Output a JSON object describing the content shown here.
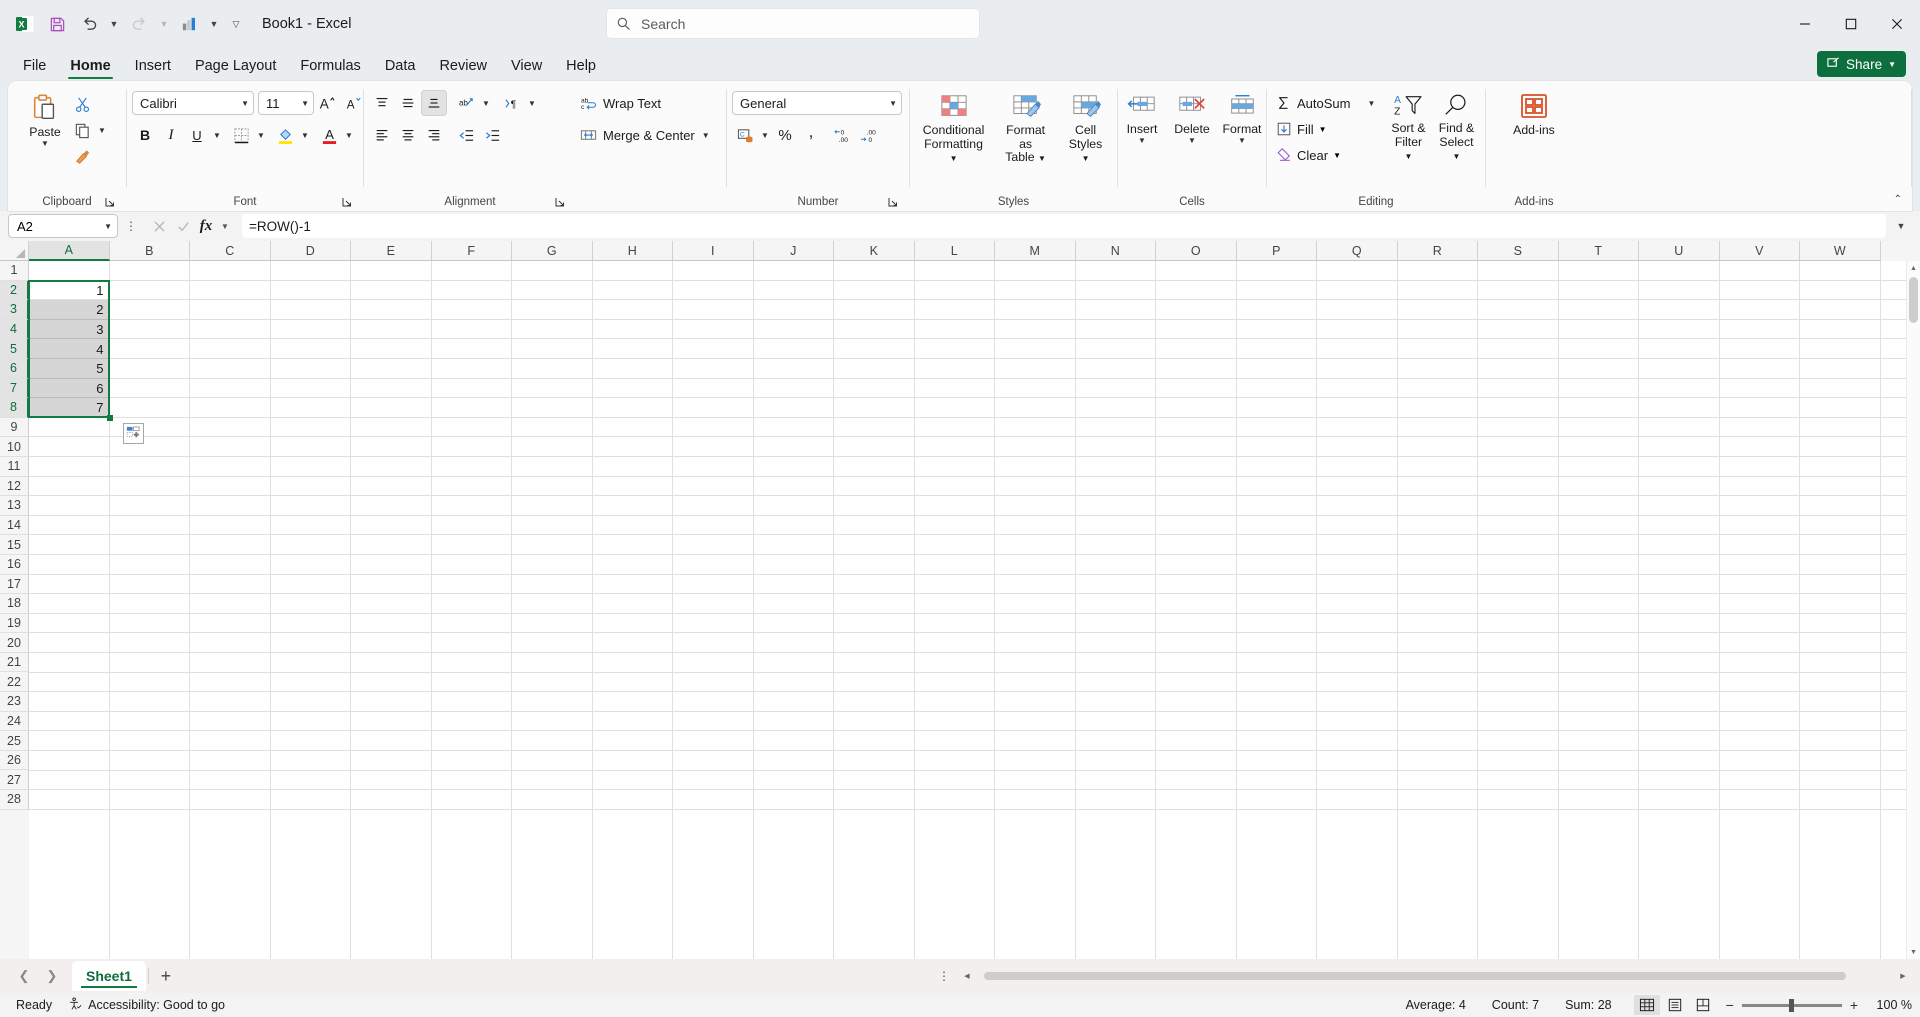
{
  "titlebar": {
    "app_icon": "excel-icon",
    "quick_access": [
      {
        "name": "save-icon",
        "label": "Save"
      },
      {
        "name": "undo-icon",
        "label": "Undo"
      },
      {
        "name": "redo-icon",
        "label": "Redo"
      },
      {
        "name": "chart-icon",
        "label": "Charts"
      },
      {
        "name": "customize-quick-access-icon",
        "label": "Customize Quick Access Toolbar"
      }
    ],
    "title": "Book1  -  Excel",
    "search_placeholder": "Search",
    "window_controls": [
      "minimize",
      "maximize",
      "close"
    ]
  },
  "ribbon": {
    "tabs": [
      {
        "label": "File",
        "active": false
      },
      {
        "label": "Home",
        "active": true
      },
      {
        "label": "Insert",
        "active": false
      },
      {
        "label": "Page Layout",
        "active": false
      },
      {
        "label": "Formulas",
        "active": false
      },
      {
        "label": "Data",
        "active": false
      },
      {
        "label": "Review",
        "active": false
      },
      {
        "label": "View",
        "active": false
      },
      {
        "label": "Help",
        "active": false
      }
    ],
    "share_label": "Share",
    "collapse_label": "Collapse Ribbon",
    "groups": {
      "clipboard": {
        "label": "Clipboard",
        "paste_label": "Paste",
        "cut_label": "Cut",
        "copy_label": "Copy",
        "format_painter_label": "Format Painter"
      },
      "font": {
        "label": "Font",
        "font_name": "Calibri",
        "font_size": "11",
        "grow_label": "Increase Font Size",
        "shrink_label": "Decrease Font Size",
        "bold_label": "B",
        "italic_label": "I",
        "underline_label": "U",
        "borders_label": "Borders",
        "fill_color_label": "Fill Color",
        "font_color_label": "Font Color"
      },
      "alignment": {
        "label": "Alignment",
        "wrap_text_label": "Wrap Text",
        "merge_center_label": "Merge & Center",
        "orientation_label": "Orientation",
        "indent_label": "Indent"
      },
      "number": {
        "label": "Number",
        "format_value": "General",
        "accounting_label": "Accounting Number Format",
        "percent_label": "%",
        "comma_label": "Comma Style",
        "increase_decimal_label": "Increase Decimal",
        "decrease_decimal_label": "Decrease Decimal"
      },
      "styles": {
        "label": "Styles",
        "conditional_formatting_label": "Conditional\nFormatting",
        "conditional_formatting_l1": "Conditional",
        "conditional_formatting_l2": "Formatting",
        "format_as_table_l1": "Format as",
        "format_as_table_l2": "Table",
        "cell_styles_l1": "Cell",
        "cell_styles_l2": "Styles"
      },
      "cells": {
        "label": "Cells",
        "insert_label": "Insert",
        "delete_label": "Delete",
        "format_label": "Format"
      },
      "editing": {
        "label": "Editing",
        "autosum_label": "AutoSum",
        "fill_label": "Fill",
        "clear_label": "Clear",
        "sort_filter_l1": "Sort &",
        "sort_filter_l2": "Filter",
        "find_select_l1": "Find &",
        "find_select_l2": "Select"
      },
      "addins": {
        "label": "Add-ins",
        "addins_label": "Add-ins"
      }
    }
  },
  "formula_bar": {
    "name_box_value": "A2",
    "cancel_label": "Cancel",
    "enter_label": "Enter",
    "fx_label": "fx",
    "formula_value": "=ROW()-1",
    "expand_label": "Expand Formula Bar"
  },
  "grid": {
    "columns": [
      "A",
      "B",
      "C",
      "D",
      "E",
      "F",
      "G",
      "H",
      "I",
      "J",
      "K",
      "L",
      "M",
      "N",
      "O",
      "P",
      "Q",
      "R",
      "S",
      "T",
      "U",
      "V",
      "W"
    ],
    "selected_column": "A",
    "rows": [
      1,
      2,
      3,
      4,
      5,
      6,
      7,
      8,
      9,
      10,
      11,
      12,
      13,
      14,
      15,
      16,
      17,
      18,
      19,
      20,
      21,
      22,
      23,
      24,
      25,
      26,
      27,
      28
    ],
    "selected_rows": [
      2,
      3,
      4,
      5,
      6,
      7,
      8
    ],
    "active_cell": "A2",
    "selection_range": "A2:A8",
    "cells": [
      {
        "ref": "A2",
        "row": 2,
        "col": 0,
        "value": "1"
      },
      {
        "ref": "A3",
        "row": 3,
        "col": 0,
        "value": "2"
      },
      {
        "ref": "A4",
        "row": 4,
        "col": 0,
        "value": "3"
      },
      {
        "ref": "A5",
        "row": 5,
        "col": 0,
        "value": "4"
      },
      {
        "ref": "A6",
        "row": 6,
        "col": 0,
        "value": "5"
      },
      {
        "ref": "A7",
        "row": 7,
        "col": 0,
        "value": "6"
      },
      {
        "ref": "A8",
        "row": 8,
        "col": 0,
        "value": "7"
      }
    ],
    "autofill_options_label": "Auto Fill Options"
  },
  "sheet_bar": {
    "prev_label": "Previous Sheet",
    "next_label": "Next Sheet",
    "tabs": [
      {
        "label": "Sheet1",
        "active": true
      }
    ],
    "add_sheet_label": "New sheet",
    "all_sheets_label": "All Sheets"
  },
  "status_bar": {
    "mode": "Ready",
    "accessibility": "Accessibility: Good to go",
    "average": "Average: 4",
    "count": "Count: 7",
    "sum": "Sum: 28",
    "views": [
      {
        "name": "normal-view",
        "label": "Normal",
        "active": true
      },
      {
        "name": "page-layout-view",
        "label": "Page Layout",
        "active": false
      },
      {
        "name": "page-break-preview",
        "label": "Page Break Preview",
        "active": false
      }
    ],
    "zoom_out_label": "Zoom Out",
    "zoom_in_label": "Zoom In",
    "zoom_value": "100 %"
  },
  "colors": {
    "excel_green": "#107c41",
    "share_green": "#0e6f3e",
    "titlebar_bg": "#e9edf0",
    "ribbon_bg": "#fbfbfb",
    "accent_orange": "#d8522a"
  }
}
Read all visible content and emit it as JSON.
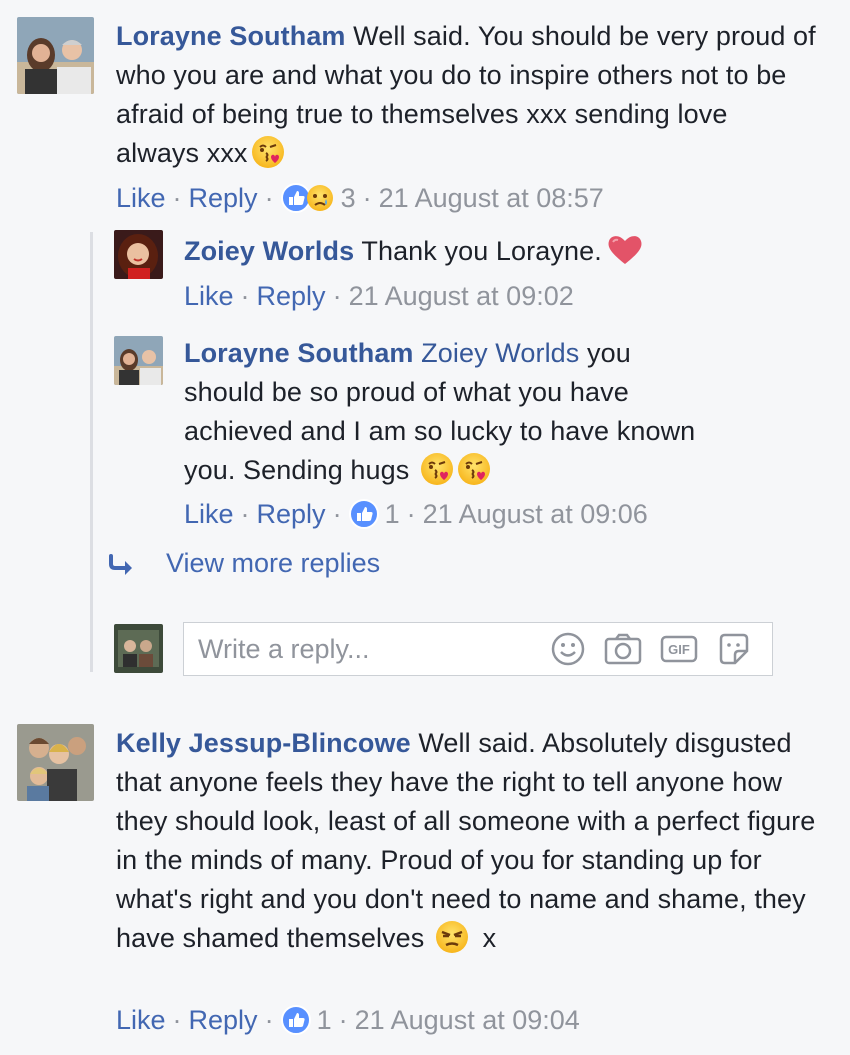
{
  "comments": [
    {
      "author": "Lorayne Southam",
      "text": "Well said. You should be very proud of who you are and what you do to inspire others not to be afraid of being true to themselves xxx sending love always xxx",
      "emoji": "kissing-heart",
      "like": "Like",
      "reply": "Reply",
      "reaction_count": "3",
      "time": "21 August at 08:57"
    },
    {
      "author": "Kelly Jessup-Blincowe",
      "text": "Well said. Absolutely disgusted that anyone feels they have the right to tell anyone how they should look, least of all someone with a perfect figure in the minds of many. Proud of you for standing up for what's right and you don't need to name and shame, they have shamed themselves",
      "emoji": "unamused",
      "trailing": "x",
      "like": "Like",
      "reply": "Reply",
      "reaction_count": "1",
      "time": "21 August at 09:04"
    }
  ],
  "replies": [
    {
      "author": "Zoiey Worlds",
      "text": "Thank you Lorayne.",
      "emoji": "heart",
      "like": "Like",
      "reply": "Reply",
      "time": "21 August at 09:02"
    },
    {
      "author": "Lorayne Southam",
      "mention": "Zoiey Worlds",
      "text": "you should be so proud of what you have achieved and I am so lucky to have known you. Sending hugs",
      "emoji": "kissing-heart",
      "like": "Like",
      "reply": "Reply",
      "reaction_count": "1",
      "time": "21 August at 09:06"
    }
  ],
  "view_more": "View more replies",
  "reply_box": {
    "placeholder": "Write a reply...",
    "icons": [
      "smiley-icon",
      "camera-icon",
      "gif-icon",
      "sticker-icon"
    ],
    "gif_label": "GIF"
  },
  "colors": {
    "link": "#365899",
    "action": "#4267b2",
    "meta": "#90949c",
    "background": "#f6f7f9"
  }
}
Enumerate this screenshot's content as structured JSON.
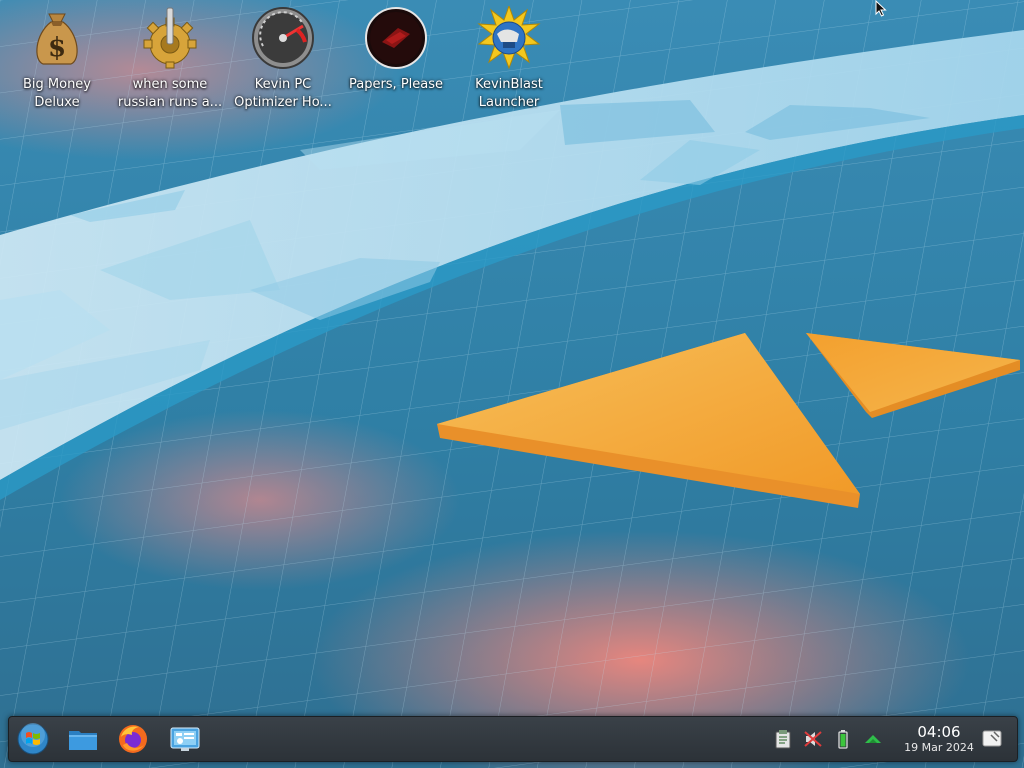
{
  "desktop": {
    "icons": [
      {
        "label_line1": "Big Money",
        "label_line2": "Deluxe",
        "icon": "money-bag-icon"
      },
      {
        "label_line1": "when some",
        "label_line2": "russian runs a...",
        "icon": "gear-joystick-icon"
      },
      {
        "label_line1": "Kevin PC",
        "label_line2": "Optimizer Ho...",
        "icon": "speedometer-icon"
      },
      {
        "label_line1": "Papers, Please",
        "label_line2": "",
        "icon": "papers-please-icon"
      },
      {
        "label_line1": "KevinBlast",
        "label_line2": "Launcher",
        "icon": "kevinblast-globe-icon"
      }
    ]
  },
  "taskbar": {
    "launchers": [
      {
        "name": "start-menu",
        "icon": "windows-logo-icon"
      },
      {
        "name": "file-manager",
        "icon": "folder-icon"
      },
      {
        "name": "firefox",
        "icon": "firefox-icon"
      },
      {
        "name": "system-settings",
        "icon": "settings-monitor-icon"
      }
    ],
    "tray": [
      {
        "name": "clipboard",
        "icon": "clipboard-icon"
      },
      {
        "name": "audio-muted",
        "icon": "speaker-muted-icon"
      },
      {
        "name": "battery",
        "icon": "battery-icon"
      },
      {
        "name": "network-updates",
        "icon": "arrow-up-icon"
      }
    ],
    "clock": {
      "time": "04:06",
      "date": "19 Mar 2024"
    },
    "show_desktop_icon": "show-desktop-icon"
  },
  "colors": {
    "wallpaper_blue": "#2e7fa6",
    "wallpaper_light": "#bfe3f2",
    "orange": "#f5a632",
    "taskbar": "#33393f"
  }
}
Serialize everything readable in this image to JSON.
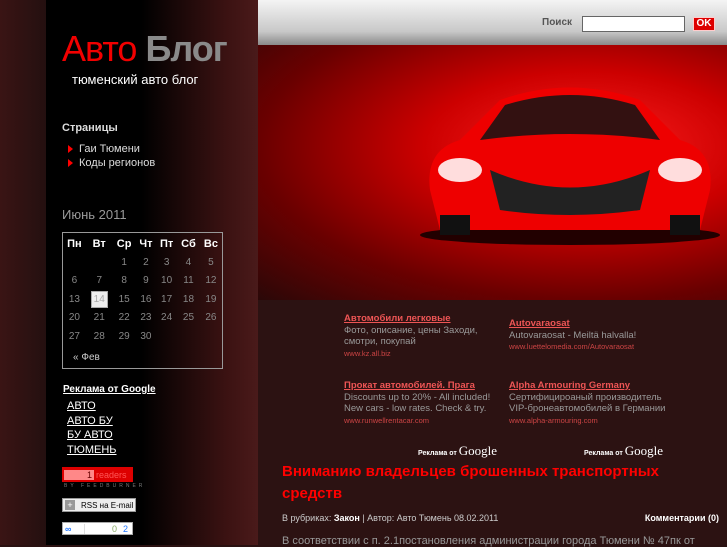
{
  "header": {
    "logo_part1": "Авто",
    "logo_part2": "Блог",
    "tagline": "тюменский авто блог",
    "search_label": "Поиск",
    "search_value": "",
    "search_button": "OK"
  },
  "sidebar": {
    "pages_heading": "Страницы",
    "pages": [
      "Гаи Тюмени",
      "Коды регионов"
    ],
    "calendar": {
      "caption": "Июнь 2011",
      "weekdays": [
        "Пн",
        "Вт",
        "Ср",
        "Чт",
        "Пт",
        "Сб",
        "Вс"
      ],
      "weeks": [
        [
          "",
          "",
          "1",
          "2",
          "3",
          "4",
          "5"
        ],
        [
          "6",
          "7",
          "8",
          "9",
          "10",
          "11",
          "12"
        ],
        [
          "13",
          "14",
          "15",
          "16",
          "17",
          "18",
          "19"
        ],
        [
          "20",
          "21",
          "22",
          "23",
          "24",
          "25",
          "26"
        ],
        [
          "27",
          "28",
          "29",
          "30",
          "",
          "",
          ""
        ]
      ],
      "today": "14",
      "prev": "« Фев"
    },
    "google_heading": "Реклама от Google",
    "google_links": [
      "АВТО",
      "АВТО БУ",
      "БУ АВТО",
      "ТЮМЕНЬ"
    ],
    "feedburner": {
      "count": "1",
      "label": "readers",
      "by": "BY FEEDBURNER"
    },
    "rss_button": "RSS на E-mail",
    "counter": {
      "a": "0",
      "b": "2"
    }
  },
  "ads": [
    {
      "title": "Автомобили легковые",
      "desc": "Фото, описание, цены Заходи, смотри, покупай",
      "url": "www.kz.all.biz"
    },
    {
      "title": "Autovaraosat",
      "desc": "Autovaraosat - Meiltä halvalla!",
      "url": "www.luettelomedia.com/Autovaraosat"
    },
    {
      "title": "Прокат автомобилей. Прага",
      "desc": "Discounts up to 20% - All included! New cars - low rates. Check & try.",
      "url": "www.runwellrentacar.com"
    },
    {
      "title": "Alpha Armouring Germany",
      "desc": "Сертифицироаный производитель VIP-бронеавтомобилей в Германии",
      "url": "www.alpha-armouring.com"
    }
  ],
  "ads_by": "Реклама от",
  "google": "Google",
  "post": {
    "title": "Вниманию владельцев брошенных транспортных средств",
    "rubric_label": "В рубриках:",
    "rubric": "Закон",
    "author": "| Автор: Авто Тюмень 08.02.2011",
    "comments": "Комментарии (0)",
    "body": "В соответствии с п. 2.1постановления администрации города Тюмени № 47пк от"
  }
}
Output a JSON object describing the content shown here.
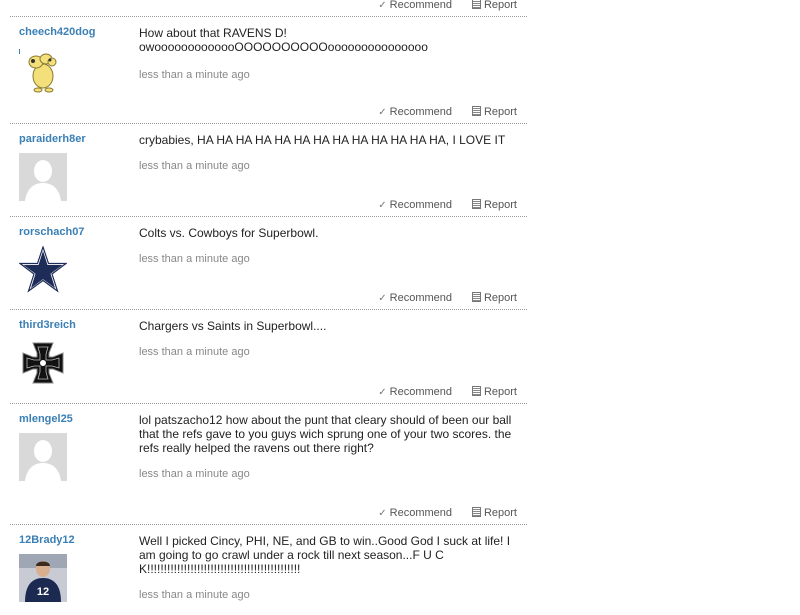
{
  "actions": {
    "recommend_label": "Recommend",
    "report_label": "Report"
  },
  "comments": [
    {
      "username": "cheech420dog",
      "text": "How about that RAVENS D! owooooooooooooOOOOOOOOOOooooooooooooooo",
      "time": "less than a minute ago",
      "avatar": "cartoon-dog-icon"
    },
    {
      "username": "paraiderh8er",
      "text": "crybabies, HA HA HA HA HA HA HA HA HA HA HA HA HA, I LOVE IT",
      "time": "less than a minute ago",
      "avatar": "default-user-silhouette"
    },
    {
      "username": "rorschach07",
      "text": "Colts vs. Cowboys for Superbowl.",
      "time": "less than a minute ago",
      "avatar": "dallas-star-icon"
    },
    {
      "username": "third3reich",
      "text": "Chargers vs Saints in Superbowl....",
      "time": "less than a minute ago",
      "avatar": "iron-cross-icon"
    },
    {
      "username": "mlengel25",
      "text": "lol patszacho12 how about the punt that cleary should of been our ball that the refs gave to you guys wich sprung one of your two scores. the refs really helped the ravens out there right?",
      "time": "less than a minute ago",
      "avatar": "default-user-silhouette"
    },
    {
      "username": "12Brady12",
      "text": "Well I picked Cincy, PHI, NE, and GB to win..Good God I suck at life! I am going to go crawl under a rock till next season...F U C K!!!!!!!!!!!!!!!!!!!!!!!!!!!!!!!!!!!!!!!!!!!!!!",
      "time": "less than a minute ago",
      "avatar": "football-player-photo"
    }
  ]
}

[What to produce] Count the lines in the entries above that include the string "have", then give only that figure.

[Problem solution] 2